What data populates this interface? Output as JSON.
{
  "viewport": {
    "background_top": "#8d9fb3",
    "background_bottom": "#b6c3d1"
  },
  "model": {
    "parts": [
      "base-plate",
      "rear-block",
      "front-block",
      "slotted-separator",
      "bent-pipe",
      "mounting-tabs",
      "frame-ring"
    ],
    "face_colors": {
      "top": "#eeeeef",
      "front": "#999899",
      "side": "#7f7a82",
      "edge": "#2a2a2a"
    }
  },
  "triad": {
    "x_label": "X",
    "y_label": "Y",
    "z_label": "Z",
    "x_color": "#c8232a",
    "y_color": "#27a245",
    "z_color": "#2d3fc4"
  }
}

• • • • •

- [WHAT YOU ARE ASKED TO DO] All of the data needs to be printed once more, exactly.

- [TASK OUTPUT]
What data populates this interface? Output as JSON.
{
  "viewport": {
    "background_top": "#8d9fb3",
    "background_bottom": "#b6c3d1"
  },
  "model": {
    "parts": [
      "base-plate",
      "rear-block",
      "front-block",
      "slotted-separator",
      "bent-pipe",
      "mounting-tabs",
      "frame-ring"
    ],
    "face_colors": {
      "top": "#eeeeef",
      "front": "#999899",
      "side": "#7f7a82",
      "edge": "#2a2a2a"
    }
  },
  "triad": {
    "x_label": "X",
    "y_label": "Y",
    "z_label": "Z",
    "x_color": "#c8232a",
    "y_color": "#27a245",
    "z_color": "#2d3fc4"
  }
}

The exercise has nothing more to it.